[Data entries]

____

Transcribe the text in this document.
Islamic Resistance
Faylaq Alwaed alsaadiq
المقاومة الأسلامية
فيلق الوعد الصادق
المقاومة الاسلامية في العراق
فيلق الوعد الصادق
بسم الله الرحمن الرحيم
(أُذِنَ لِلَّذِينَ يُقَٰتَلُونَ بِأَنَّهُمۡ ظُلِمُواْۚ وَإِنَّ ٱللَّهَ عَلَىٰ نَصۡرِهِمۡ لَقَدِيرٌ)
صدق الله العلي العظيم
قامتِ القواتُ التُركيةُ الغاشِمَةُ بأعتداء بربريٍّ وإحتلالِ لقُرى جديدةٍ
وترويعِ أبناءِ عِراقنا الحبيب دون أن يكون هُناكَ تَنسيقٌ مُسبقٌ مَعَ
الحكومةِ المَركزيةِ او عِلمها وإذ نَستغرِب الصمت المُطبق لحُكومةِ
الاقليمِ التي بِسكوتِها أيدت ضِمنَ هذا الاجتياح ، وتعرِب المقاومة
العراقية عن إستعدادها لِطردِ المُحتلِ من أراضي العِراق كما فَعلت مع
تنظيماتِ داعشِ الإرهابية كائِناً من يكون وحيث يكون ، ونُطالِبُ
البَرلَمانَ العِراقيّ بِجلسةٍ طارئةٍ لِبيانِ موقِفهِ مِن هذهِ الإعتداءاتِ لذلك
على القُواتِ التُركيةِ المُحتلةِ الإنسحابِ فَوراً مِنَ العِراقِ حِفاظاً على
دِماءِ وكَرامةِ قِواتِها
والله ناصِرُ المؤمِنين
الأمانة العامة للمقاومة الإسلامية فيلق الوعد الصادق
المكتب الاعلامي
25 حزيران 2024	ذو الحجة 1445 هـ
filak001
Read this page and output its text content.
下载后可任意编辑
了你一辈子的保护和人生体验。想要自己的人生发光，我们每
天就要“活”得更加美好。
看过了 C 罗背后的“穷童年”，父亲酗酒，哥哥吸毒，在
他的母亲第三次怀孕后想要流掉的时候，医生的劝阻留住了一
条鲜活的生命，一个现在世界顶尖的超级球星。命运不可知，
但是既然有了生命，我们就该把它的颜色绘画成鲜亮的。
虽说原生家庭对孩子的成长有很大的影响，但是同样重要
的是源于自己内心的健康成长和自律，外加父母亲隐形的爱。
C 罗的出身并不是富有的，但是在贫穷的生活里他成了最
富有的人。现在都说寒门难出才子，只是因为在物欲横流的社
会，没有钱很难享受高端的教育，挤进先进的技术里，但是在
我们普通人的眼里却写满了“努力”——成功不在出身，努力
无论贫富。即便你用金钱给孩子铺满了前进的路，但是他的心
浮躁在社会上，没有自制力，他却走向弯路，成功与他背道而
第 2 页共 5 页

____

[What you will do] Where a line in the entries holds the word "المقاومة", copy that line.

[Reply to the task]
المقاومة الأسلامية
المقاومة الاسلامية في العراق
الاقليمِ التي بِسكوتِها أيدت ضِمنَ هذا الاجتياح ، وتعرِب المقاومة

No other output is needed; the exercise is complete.